:: DATASET ROWS

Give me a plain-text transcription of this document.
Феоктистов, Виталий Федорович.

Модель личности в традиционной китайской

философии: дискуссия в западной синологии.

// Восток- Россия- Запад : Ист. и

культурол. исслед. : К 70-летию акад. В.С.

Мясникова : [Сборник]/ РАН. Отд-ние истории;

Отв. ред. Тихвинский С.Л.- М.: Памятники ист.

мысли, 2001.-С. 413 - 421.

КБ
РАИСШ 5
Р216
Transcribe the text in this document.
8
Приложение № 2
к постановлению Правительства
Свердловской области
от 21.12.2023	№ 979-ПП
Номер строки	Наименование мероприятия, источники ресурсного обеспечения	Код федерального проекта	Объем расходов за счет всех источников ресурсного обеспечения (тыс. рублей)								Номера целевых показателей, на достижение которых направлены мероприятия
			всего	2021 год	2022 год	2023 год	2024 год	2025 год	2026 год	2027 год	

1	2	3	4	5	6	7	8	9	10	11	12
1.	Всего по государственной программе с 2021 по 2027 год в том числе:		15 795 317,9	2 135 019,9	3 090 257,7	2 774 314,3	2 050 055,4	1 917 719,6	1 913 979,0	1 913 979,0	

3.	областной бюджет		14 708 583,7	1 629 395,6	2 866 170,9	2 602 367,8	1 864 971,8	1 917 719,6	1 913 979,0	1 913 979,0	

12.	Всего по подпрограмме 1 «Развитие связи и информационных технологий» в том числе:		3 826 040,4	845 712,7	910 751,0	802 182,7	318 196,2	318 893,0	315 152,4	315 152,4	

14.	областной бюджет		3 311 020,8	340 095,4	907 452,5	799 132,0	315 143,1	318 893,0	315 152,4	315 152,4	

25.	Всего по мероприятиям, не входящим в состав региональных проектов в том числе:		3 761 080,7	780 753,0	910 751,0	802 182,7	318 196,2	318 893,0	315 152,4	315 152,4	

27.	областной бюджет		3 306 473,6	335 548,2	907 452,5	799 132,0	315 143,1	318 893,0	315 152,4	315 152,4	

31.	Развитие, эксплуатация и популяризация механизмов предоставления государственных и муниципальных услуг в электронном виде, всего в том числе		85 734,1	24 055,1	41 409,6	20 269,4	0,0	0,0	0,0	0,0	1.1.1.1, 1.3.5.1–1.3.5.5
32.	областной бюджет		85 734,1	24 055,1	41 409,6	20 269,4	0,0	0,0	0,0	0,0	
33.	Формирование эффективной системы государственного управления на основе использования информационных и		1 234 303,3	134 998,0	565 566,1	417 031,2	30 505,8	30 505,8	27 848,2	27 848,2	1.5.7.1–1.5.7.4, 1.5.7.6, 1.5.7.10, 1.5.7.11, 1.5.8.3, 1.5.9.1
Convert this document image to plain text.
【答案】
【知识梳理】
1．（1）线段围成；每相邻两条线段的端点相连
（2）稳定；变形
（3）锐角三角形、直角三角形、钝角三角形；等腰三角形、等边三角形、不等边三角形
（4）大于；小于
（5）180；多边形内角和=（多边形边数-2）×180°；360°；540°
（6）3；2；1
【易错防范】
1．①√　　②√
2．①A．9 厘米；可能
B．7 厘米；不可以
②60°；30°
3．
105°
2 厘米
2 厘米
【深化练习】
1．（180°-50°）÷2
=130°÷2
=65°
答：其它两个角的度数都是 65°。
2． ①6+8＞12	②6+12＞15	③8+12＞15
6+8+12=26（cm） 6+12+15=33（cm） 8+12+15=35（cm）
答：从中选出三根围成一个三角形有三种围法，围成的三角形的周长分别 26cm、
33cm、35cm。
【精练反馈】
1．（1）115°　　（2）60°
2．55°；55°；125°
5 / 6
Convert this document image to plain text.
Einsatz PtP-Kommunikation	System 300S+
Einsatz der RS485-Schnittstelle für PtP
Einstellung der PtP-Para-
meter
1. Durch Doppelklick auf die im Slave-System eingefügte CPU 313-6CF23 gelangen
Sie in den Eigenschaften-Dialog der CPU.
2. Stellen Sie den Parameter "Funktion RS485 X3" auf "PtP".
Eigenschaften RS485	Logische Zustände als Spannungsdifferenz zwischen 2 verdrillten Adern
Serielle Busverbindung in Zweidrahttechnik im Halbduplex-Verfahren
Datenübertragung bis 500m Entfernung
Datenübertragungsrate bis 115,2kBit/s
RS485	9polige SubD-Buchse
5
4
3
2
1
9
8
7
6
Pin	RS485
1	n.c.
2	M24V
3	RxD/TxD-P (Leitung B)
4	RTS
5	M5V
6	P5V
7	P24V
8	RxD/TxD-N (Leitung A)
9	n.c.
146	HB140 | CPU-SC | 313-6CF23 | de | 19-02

::::

**EXERCISE DESCRIPTION:**
Write the material out again in its entirety, exactly as shown.

**SOLVED EXERCISE:**
Give me a plain-text transcription of this document.
Феоктистов, Виталий Федорович.

Модель личности в традиционной китайской

философии: дискуссия в западной синологии.

// Восток- Россия- Запад : Ист. и

культурол. исслед. : К 70-летию акад. В.С.

Мясникова : [Сборник]/ РАН. Отд-ние истории;

Отв. ред. Тихвинский С.Л.- М.: Памятники ист.

мысли, 2001.-С. 413 - 421.

КБ
РАИСШ 5
Р216
Transcribe the text in this document.
8
Приложение № 2
к постановлению Правительства
Свердловской области
от 21.12.2023	№ 979-ПП
Номер строки	Наименование мероприятия, источники ресурсного обеспечения	Код федерального проекта	Объем расходов за счет всех источников ресурсного обеспечения (тыс. рублей)								Номера целевых показателей, на достижение которых направлены мероприятия
			всего	2021 год	2022 год	2023 год	2024 год	2025 год	2026 год	2027 год	

1	2	3	4	5	6	7	8	9	10	11	12
1.	Всего по государственной программе с 2021 по 2027 год в том числе:		15 795 317,9	2 135 019,9	3 090 257,7	2 774 314,3	2 050 055,4	1 917 719,6	1 913 979,0	1 913 979,0	

3.	областной бюджет		14 708 583,7	1 629 395,6	2 866 170,9	2 602 367,8	1 864 971,8	1 917 719,6	1 913 979,0	1 913 979,0	

12.	Всего по подпрограмме 1 «Развитие связи и информационных технологий» в том числе:		3 826 040,4	845 712,7	910 751,0	802 182,7	318 196,2	318 893,0	315 152,4	315 152,4	

14.	областной бюджет		3 311 020,8	340 095,4	907 452,5	799 132,0	315 143,1	318 893,0	315 152,4	315 152,4	

25.	Всего по мероприятиям, не входящим в состав региональных проектов в том числе:		3 761 080,7	780 753,0	910 751,0	802 182,7	318 196,2	318 893,0	315 152,4	315 152,4	

27.	областной бюджет		3 306 473,6	335 548,2	907 452,5	799 132,0	315 143,1	318 893,0	315 152,4	315 152,4	

31.	Развитие, эксплуатация и популяризация механизмов предоставления государственных и муниципальных услуг в электронном виде, всего в том числе		85 734,1	24 055,1	41 409,6	20 269,4	0,0	0,0	0,0	0,0	1.1.1.1, 1.3.5.1–1.3.5.5
32.	областной бюджет		85 734,1	24 055,1	41 409,6	20 269,4	0,0	0,0	0,0	0,0	
33.	Формирование эффективной системы государственного управления на основе использования информационных и		1 234 303,3	134 998,0	565 566,1	417 031,2	30 505,8	30 505,8	27 848,2	27 848,2	1.5.7.1–1.5.7.4, 1.5.7.6, 1.5.7.10, 1.5.7.11, 1.5.8.3, 1.5.9.1
Convert this document image to plain text.
【答案】
【知识梳理】
1．（1）线段围成；每相邻两条线段的端点相连
（2）稳定；变形
（3）锐角三角形、直角三角形、钝角三角形；等腰三角形、等边三角形、不等边三角形
（4）大于；小于
（5）180；多边形内角和=（多边形边数-2）×180°；360°；540°
（6）3；2；1
【易错防范】
1．①√　　②√
2．①A．9 厘米；可能
B．7 厘米；不可以
②60°；30°
3．
105°
2 厘米
2 厘米
【深化练习】
1．（180°-50°）÷2
=130°÷2
=65°
答：其它两个角的度数都是 65°。
2． ①6+8＞12	②6+12＞15	③8+12＞15
6+8+12=26（cm） 6+12+15=33（cm） 8+12+15=35（cm）
答：从中选出三根围成一个三角形有三种围法，围成的三角形的周长分别 26cm、
33cm、35cm。
【精练反馈】
1．（1）115°　　（2）60°
2．55°；55°；125°
5 / 6
Convert this document image to plain text.
Einsatz PtP-Kommunikation	System 300S+
Einsatz der RS485-Schnittstelle für PtP
Einstellung der PtP-Para-
meter
1. Durch Doppelklick auf die im Slave-System eingefügte CPU 313-6CF23 gelangen
Sie in den Eigenschaften-Dialog der CPU.
2. Stellen Sie den Parameter "Funktion RS485 X3" auf "PtP".
Eigenschaften RS485	Logische Zustände als Spannungsdifferenz zwischen 2 verdrillten Adern
Serielle Busverbindung in Zweidrahttechnik im Halbduplex-Verfahren
Datenübertragung bis 500m Entfernung
Datenübertragungsrate bis 115,2kBit/s
RS485	9polige SubD-Buchse
5
4
3
2
1
9
8
7
6
Pin	RS485
1	n.c.
2	M24V
3	RxD/TxD-P (Leitung B)
4	RTS
5	M5V
6	P5V
7	P24V
8	RxD/TxD-N (Leitung A)
9	n.c.
146	HB140 | CPU-SC | 313-6CF23 | de | 19-02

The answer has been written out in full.